**Extracted material**
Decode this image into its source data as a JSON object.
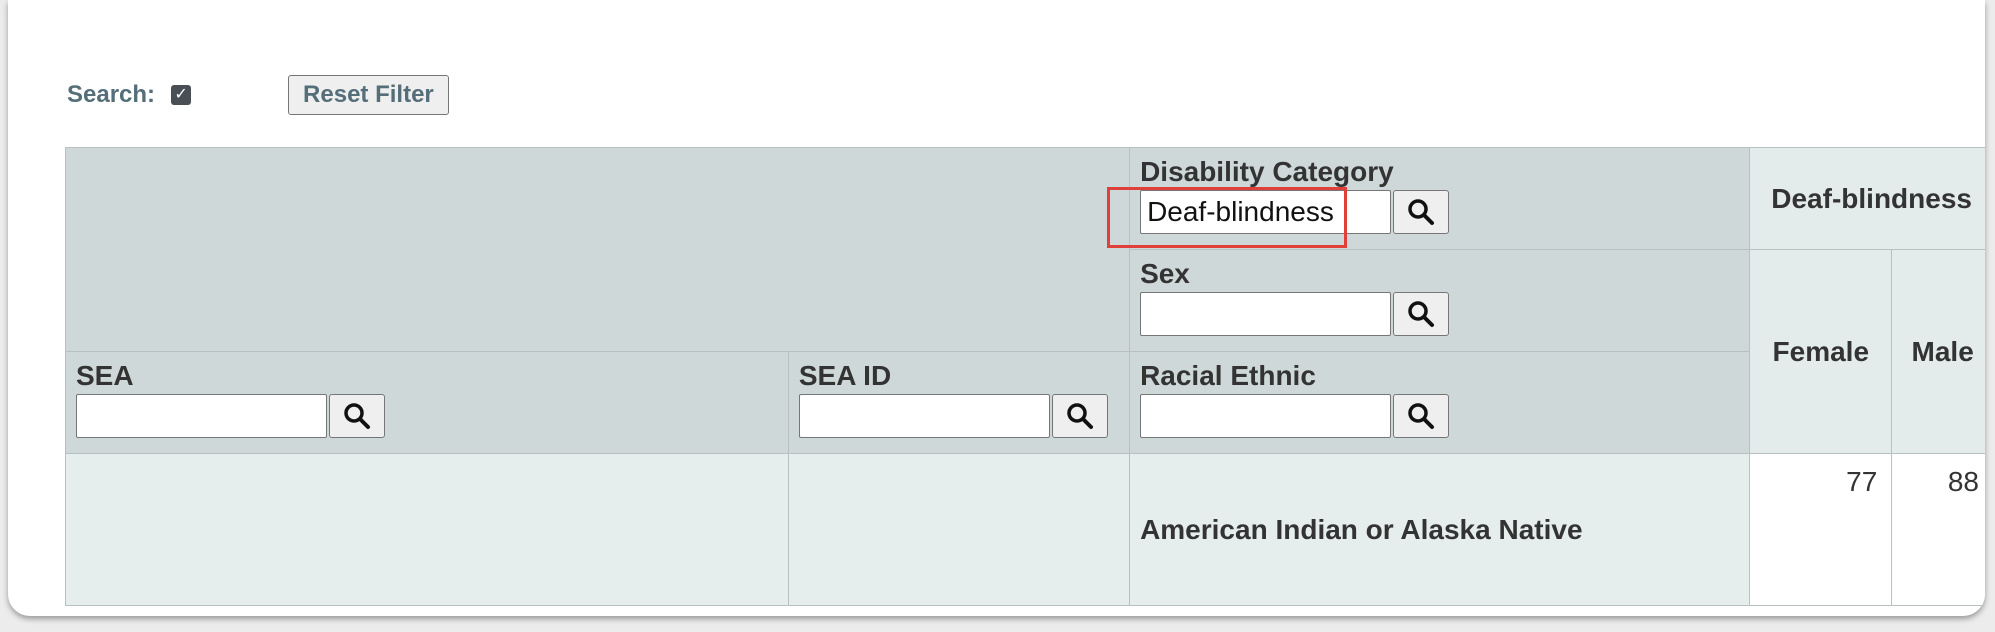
{
  "toolbar": {
    "search_label": "Search:",
    "search_checked": true,
    "reset_label": "Reset Filter"
  },
  "filters": {
    "disability_category": {
      "label": "Disability Category",
      "value": "Deaf-blindness"
    },
    "sex": {
      "label": "Sex",
      "value": ""
    },
    "sea": {
      "label": "SEA",
      "value": ""
    },
    "sea_id": {
      "label": "SEA ID",
      "value": ""
    },
    "racial_ethnic": {
      "label": "Racial Ethnic",
      "value": ""
    }
  },
  "columns": {
    "category_value": "Deaf-blindness",
    "female": "Female",
    "male": "Male"
  },
  "rows": [
    {
      "sea": "",
      "sea_id": "",
      "racial_ethnic": "American Indian or Alaska Native",
      "female": "77",
      "male": "88"
    }
  ],
  "colors": {
    "header_bg": "#cfd8d8",
    "light_bg": "#e3ebeb",
    "highlight": "#e0403a"
  },
  "icons": {
    "search_button": "search-icon",
    "checkbox": "checkmark-icon"
  }
}
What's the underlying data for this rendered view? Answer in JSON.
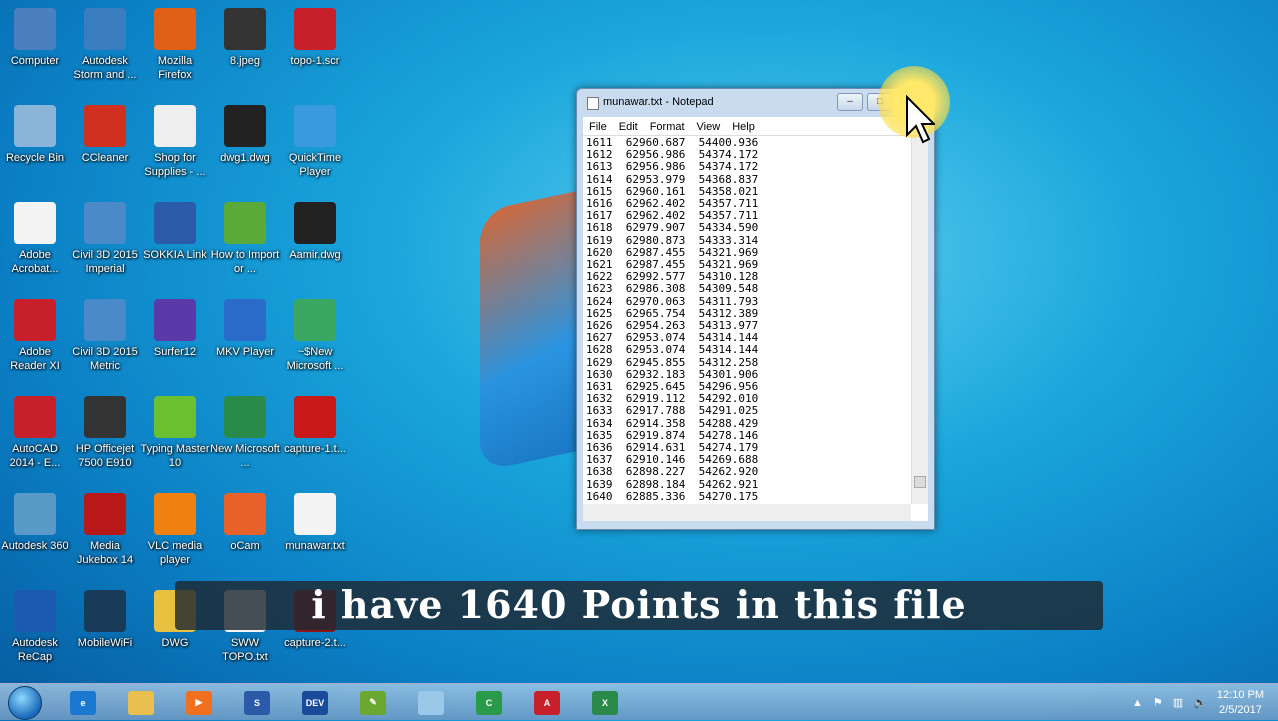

**To be done**
Print each line of the material above exactly, with the pictures removed from your copy.

**Written solution**
Decode this image into its source data as a JSON object.
{
  "toolbar": {
    "search_label": "Search:",
    "search_checked": true,
    "reset_label": "Reset Filter"
  },
  "filters": {
    "disability_category": {
      "label": "Disability Category",
      "value": "Deaf-blindness"
    },
    "sex": {
      "label": "Sex",
      "value": ""
    },
    "sea": {
      "label": "SEA",
      "value": ""
    },
    "sea_id": {
      "label": "SEA ID",
      "value": ""
    },
    "racial_ethnic": {
      "label": "Racial Ethnic",
      "value": ""
    }
  },
  "columns": {
    "category_value": "Deaf-blindness",
    "female": "Female",
    "male": "Male"
  },
  "rows": [
    {
      "sea": "",
      "sea_id": "",
      "racial_ethnic": "American Indian or Alaska Native",
      "female": "77",
      "male": "88"
    }
  ],
  "colors": {
    "header_bg": "#cfd8d8",
    "light_bg": "#e3ebeb",
    "highlight": "#e0403a"
  },
  "icons": {
    "search_button": "search-icon",
    "checkbox": "checkmark-icon"
  }
}
What's the underlying data for this rendered view? Answer in JSON.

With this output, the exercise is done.